■ TEXT SECTION ■

⟨

Of course there are trade-offs. The big one is, Sabine's investors now don't control the new company. Giving up control of the company you thought you'd bought: pretty big trade-off! But not as big as it sounds. Five of the seven board members of the new company will come from Sabine's board, including the chairman and chief executive officer. And Sabine's investors are just First Reserve, which will own 40 to 50 percent of the new company, while the Forest shareholders are dispersed public owners. If you own 49.9 percent, or even 40 percent, of a public company, you basically own a majority. Certainly actually owning a majority is better, and owning 80 percent is better still. But First Reserve has gotten itself some $300 million of value -- three-quarters of the haul from the bondholders -- in exchange for giving up a little bit of control, so that softens the blow a bit.
That, by the way, is why you don't see this more often: First Reserve is giving up majority control, and taking some of its ownership in the form of creepy not-entirely-convertible not-entirely-voting preferred stock. That works because it is a concentrated private equity owner buying a majority (but not 100 percent) economic ownership in a public company. That's not the most frequent form of acquisition.
The other reason that I guess you don't see it that often is, it's really weird to change a merger deal after the shareholders vote on it. I suppose this deal is easier to change because Forest's public shareholders aren't giving anything up: Sabine is getting the same economic ownership, and less voting power, than in the deal that Forest's shareholders voted on. Still it's a little risky. Basically between that shareholder vote -- in which Forest shareholders were told that Forest would have to buy its bonds back at 101 -- and today, Forest and Sabine found an extra $400 million-ish of value to distribute in the merger. They distributed it fairly -- I mean, in the same proportion that Forest's shareholders voted to approve -- but, still, that's the sort of thing that those shareholders might have wanted to know about in approving the deal.

⟩

■ EXERCISE REQUIREMENTS ■
Rewrite the passage on the Sabine and Forest merger, starting at "Of course there" and ending at "blow a bit.", with "the fund" in place of "First Reserve". You won't need the lines that come after this passage.

[Layout coordinate data]
⟨

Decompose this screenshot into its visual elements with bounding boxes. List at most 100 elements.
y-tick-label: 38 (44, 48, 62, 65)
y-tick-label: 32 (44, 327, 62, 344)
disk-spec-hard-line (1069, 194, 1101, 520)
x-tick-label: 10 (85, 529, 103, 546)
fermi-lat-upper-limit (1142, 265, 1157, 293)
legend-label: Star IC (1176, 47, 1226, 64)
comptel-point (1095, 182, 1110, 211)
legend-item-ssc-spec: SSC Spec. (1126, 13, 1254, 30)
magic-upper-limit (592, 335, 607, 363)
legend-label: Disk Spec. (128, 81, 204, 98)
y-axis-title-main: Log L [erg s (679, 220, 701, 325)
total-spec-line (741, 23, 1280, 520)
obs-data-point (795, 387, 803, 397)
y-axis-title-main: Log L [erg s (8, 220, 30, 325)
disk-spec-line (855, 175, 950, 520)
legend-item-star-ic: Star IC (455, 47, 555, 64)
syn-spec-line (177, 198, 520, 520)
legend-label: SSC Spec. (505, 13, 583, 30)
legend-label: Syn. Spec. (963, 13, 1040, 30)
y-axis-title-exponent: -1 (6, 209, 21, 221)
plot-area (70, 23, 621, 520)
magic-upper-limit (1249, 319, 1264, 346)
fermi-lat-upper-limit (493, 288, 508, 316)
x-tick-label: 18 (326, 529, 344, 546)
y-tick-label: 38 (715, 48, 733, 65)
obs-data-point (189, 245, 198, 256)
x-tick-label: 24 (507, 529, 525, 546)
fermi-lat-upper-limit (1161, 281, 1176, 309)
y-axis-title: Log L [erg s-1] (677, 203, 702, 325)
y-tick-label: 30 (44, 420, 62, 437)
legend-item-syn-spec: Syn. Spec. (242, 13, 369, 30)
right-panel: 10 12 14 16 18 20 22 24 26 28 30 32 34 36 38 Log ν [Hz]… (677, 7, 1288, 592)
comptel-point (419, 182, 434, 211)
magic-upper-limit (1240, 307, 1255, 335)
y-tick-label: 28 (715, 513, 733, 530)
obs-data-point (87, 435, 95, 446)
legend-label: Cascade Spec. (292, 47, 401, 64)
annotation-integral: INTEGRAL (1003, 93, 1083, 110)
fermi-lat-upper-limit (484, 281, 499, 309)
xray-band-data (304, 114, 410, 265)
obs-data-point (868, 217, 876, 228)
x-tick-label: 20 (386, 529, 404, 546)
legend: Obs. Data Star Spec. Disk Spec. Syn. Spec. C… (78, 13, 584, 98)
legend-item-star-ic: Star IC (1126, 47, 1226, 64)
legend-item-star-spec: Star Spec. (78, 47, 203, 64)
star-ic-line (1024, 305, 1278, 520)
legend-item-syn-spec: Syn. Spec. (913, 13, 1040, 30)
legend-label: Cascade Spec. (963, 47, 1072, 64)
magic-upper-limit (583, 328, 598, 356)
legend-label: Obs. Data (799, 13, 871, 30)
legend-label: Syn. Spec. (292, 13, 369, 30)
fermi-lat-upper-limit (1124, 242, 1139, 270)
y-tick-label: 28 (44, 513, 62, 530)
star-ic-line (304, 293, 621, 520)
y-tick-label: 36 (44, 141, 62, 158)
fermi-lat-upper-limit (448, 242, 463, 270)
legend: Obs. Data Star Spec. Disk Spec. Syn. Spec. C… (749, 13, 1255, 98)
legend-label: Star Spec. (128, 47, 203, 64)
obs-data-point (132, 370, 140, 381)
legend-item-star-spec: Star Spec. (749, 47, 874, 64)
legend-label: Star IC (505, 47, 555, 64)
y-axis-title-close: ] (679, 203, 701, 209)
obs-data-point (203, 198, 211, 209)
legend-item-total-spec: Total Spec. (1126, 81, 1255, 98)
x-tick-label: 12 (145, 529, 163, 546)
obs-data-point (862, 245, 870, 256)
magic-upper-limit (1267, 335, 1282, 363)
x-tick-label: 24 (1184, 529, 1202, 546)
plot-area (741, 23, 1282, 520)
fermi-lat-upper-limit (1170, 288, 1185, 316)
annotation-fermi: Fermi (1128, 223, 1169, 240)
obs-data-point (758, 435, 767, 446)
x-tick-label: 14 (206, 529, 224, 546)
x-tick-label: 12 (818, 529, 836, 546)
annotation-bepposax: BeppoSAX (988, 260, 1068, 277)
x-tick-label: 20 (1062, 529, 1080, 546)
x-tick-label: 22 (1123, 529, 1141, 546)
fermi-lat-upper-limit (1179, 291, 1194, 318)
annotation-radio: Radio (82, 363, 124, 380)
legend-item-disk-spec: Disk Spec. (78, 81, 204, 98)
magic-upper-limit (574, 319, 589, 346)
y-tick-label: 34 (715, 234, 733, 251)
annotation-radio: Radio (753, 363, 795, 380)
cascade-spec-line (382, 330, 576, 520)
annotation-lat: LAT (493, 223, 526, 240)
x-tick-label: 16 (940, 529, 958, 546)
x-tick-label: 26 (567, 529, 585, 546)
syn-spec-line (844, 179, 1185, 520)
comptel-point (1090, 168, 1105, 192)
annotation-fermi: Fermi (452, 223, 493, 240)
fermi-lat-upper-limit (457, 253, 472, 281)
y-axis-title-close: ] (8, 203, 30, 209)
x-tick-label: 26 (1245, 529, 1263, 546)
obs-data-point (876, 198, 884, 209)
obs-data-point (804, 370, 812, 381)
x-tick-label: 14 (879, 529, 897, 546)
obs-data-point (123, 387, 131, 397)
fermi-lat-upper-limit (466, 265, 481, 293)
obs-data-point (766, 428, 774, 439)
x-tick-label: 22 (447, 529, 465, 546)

⟩

■ EXERCISE ANSWER ■
Of course there are trade-offs. The big one is, Sabine's investors now don't control the new company. Giving up control of the company you thought you'd bought: pretty big trade-off! But not as big as it sounds. Five of the seven board members of the new company will come from Sabine's board, including the chairman and chief executive officer. And Sabine's investors are just the fund, which will own 40 to 50 percent of the new company, while the Forest shareholders are dispersed public owners. If you own 49.9 percent, or even 40 percent, of a public company, you basically own a majority. Certainly actually owning a majority is better, and owning 80 percent is better still. But the fund has gotten itself some $300 million of value -- three-quarters of the haul from the bondholders -- in exchange for giving up a little bit of control, so that softens the blow a bit.